Do this: Each line of the material must be returned exactly.

(Entries from a dataset)
# # # #
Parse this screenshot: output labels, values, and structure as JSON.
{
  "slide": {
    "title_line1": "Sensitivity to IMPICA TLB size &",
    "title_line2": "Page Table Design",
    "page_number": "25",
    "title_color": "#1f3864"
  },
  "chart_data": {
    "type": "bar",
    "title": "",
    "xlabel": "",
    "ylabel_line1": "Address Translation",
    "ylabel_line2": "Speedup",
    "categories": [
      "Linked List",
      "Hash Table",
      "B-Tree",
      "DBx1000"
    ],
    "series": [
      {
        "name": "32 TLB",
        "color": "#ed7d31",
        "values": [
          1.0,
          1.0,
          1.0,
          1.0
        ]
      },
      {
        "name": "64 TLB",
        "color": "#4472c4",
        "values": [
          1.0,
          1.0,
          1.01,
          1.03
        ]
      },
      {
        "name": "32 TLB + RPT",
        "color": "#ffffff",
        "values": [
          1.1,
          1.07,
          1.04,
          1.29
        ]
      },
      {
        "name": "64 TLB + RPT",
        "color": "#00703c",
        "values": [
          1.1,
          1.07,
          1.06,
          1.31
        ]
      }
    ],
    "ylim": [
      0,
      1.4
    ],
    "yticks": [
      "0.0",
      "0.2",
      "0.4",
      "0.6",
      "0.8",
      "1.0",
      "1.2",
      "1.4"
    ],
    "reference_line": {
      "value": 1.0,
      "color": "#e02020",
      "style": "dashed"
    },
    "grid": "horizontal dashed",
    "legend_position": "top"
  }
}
# # # #
The response:
Parse this screenshot: output labels, values, and structure as JSON.
{
  "slide": {
    "title_line1": "Sensitivity to IMPICA TLB size &",
    "title_line2": "Page Table Design",
    "page_number": "25",
    "title_color": "#1f3864"
  },
  "chart_data": {
    "type": "bar",
    "title": "",
    "xlabel": "",
    "ylabel_line1": "Address Translation",
    "ylabel_line2": "Speedup",
    "categories": [
      "Linked List",
      "Hash Table",
      "B-Tree",
      "DBx1000"
    ],
    "series": [
      {
        "name": "32 TLB",
        "color": "#ed7d31",
        "values": [
          1.0,
          1.0,
          1.0,
          1.0
        ]
      },
      {
        "name": "64 TLB",
        "color": "#4472c4",
        "values": [
          1.0,
          1.0,
          1.01,
          1.03
        ]
      },
      {
        "name": "32 TLB + RPT",
        "color": "#ffffff",
        "values": [
          1.1,
          1.07,
          1.04,
          1.29
        ]
      },
      {
        "name": "64 TLB + RPT",
        "color": "#00703c",
        "values": [
          1.1,
          1.07,
          1.06,
          1.31
        ]
      }
    ],
    "ylim": [
      0,
      1.4
    ],
    "yticks": [
      "0.0",
      "0.2",
      "0.4",
      "0.6",
      "0.8",
      "1.0",
      "1.2",
      "1.4"
    ],
    "reference_line": {
      "value": 1.0,
      "color": "#e02020",
      "style": "dashed"
    },
    "grid": "horizontal dashed",
    "legend_position": "top"
  }
}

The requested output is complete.